* START Dataset rows *
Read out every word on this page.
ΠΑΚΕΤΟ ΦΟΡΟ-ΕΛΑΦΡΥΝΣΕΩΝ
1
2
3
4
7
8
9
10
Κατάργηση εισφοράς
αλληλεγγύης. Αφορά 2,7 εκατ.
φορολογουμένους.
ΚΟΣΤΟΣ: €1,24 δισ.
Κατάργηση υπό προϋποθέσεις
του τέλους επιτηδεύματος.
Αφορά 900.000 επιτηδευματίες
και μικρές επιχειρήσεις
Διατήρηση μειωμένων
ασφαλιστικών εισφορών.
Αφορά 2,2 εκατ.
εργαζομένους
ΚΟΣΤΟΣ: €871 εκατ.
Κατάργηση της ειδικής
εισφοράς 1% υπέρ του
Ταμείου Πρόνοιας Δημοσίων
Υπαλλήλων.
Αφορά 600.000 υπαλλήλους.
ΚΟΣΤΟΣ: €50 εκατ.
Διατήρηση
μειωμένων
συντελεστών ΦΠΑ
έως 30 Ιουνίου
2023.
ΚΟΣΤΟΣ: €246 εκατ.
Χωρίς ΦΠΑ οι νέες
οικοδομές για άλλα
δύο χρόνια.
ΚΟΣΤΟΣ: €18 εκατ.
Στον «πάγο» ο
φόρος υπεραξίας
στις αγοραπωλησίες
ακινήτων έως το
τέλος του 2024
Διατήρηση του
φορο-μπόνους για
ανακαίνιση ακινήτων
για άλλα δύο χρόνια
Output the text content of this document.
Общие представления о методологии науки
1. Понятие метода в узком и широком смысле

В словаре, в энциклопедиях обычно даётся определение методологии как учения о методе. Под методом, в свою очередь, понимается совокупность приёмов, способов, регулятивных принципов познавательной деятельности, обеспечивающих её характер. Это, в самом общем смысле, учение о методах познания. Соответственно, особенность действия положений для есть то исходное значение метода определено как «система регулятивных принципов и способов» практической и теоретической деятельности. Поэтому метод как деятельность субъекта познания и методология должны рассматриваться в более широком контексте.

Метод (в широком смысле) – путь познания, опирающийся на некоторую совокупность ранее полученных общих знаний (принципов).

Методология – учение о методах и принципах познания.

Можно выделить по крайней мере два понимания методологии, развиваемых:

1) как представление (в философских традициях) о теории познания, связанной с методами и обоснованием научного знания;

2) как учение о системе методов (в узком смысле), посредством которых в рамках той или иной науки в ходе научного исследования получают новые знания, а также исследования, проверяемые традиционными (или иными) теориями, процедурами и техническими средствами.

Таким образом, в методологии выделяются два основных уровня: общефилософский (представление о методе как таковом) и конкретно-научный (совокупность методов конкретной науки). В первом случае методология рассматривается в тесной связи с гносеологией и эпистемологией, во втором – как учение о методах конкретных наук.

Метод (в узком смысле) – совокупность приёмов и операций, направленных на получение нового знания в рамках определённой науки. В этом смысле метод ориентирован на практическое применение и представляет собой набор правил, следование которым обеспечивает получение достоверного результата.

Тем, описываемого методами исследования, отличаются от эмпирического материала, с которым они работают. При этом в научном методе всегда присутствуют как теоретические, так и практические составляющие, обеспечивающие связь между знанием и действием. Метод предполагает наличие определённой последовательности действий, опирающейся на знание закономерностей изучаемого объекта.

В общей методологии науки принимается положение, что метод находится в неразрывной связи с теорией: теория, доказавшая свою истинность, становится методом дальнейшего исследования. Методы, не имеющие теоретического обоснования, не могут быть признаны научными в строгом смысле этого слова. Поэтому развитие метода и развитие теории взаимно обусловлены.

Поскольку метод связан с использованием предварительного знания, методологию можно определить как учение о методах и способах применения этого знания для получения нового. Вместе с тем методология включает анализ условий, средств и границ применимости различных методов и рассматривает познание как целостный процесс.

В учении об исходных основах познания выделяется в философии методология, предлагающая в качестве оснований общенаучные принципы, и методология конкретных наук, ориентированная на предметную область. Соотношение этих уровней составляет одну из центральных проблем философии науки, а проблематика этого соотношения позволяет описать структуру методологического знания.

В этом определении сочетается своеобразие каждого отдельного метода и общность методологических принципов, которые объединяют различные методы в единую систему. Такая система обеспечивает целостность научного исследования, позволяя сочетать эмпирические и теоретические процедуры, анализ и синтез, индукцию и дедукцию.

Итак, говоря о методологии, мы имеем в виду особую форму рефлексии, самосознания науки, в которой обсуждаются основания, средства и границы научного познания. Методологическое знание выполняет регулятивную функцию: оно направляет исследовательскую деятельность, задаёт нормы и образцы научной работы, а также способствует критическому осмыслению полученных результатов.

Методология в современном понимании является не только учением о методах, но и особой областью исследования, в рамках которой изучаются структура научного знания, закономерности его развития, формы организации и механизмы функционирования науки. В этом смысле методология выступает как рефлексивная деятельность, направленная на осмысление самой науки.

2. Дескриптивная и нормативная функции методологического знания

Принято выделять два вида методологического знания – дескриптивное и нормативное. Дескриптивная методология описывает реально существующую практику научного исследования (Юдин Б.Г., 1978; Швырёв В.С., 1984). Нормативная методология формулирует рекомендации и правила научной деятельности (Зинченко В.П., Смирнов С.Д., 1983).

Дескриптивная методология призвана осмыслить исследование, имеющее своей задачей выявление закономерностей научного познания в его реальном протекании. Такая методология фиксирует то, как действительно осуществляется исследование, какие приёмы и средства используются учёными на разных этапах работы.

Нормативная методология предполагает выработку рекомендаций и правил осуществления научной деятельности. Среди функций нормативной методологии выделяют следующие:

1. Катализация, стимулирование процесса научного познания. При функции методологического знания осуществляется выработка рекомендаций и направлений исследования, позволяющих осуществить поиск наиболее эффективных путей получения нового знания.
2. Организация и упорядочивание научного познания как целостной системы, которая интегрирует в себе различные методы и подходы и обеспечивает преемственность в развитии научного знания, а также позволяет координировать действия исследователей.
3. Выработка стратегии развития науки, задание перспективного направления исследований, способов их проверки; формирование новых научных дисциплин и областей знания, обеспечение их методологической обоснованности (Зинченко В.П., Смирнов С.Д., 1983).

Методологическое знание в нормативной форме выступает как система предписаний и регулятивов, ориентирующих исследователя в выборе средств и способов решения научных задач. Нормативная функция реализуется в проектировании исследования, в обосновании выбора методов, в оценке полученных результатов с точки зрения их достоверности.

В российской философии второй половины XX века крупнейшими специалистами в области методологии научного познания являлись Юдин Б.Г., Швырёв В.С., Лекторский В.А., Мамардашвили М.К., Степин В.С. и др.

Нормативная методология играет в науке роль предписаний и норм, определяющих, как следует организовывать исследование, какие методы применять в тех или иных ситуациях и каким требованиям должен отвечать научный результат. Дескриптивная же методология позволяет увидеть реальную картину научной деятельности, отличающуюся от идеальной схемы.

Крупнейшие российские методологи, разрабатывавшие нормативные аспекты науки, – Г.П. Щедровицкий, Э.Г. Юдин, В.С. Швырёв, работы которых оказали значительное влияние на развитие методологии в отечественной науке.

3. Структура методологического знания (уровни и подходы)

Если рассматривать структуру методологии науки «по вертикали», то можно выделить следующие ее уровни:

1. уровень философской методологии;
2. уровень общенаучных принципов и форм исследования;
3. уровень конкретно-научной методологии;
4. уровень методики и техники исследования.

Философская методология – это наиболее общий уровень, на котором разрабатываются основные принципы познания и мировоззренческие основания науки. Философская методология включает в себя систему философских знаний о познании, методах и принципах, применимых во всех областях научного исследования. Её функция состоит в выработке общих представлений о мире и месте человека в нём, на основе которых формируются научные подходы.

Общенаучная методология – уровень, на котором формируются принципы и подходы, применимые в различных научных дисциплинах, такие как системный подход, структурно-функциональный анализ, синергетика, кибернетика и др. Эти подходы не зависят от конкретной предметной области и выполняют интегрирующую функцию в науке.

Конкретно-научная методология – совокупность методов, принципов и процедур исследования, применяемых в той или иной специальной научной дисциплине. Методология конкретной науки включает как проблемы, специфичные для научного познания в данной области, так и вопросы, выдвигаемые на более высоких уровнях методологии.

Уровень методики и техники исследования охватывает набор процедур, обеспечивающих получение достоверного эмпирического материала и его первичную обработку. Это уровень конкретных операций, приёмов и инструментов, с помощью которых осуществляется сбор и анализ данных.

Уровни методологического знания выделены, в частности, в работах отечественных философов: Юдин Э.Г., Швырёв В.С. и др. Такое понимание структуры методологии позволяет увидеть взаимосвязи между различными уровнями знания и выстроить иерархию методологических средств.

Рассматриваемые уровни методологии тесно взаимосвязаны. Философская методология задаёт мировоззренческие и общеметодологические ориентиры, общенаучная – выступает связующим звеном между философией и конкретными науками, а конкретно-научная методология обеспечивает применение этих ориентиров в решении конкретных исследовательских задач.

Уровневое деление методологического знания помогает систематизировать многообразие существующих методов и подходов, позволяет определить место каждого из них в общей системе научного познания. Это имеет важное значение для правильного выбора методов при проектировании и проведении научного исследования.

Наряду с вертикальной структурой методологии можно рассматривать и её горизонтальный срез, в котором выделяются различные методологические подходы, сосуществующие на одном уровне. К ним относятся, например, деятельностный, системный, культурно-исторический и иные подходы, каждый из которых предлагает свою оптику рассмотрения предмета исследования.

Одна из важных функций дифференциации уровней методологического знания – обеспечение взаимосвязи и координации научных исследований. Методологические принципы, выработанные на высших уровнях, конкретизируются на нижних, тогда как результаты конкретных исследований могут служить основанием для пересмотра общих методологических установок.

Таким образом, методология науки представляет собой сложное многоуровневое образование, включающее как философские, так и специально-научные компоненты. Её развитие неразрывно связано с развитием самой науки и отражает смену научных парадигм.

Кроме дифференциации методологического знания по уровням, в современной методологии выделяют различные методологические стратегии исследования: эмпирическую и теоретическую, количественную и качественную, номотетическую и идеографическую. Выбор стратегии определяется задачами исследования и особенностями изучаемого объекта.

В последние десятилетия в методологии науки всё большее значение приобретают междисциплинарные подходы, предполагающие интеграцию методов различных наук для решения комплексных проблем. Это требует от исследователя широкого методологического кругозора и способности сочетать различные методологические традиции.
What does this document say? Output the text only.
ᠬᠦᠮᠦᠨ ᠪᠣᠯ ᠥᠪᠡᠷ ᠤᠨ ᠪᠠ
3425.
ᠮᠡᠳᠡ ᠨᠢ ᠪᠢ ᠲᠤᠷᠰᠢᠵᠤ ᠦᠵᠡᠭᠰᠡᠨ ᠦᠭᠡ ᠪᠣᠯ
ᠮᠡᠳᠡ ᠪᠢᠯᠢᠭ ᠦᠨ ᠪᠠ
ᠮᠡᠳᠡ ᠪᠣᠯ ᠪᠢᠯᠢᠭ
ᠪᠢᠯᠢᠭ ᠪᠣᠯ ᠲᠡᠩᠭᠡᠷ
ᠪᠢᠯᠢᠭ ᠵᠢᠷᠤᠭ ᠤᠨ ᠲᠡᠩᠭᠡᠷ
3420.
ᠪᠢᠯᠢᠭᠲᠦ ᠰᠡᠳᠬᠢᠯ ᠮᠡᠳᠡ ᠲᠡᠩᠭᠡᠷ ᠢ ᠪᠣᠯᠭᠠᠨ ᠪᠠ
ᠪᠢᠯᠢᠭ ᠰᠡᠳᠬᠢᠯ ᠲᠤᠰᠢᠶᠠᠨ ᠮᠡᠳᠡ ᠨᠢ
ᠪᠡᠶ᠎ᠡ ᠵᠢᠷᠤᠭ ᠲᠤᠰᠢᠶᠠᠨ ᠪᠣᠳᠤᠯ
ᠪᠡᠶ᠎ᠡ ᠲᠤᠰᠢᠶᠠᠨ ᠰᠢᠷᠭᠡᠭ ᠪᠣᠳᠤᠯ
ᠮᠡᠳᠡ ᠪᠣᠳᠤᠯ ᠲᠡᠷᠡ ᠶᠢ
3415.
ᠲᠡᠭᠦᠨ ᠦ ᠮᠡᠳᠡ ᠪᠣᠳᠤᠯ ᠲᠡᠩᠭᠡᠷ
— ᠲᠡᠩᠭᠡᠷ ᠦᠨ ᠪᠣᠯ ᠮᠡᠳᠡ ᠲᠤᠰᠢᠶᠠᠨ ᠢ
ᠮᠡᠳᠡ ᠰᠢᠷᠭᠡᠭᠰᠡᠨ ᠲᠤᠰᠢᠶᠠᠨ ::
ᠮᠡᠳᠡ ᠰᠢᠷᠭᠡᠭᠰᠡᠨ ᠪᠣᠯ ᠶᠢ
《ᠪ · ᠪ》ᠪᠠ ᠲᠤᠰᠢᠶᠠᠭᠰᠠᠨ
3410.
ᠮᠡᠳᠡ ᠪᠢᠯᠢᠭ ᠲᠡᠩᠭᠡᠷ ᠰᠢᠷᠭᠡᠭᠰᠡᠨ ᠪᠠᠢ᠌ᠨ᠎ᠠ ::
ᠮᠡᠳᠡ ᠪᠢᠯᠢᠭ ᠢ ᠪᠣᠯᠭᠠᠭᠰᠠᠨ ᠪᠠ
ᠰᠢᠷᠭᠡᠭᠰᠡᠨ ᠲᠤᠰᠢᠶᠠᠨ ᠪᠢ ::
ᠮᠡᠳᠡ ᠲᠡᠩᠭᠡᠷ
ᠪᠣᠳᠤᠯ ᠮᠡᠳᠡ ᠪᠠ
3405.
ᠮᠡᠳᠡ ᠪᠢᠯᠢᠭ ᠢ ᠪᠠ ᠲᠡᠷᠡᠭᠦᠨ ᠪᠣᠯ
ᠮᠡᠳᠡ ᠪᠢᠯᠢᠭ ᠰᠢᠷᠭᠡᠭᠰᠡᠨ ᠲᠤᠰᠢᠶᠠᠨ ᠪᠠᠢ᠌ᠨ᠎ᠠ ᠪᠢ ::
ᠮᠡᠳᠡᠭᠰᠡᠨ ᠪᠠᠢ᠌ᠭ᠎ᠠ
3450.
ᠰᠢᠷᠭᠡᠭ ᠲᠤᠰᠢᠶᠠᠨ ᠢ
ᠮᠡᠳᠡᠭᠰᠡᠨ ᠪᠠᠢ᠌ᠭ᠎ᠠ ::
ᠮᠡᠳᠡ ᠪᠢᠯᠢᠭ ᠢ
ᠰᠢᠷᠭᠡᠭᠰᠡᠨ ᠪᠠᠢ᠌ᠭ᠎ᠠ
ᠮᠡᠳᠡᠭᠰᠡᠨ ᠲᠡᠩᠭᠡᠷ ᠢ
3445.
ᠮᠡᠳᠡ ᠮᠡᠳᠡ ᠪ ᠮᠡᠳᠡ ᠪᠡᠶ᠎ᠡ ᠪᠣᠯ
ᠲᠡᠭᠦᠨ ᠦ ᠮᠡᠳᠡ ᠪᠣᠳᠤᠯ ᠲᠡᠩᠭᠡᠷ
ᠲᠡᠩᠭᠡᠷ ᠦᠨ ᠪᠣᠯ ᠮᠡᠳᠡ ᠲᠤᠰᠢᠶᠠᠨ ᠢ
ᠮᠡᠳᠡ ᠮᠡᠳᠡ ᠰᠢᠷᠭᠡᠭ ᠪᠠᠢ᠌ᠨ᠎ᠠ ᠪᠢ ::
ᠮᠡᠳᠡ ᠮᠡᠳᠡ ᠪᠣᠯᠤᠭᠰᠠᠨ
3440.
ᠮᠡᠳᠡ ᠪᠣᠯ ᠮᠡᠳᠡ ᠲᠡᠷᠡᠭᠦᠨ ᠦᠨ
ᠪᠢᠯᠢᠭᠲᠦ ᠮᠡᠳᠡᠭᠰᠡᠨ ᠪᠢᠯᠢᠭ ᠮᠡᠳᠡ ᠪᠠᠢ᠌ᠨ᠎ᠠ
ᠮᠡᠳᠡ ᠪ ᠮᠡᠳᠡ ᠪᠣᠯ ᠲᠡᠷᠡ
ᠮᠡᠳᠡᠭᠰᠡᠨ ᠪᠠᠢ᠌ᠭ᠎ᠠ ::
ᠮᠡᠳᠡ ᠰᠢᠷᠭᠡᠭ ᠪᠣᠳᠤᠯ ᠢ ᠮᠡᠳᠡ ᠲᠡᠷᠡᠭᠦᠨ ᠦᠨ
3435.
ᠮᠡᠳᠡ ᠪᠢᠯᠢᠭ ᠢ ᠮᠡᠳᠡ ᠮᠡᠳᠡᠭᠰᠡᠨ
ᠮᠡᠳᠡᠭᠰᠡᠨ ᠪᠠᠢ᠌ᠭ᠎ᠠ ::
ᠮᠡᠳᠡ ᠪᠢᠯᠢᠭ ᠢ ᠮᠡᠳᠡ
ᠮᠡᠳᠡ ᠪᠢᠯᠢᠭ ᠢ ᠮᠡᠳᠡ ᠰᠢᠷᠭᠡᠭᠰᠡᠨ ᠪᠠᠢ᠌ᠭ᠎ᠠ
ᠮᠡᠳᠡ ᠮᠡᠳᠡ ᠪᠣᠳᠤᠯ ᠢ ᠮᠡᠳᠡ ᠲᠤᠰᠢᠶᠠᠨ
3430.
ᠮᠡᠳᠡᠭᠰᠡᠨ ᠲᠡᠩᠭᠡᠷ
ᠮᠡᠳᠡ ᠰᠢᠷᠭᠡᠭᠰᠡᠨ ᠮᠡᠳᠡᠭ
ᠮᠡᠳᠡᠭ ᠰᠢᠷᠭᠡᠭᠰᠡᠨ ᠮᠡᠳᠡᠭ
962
* END Dataset rows *
* Exercise:
Find each line holding the string "образом" and copy it out.

* Solution below:
Таким образом, в методологии выделяются два основных уровня: общефилософский (представление о методе как таковом) и конкретно-научный (совокупность методов конкретной науки). В первом случае методология рассматривается в тесной связи с гносеологией и эпистемологией, во втором – как учение о методах конкретных наук.
Таким образом, методология науки представляет собой сложное многоуровневое образование, включающее как философские, так и специально-научные компоненты. Её развитие неразрывно связано с развитием самой науки и отражает смену научных парадигм.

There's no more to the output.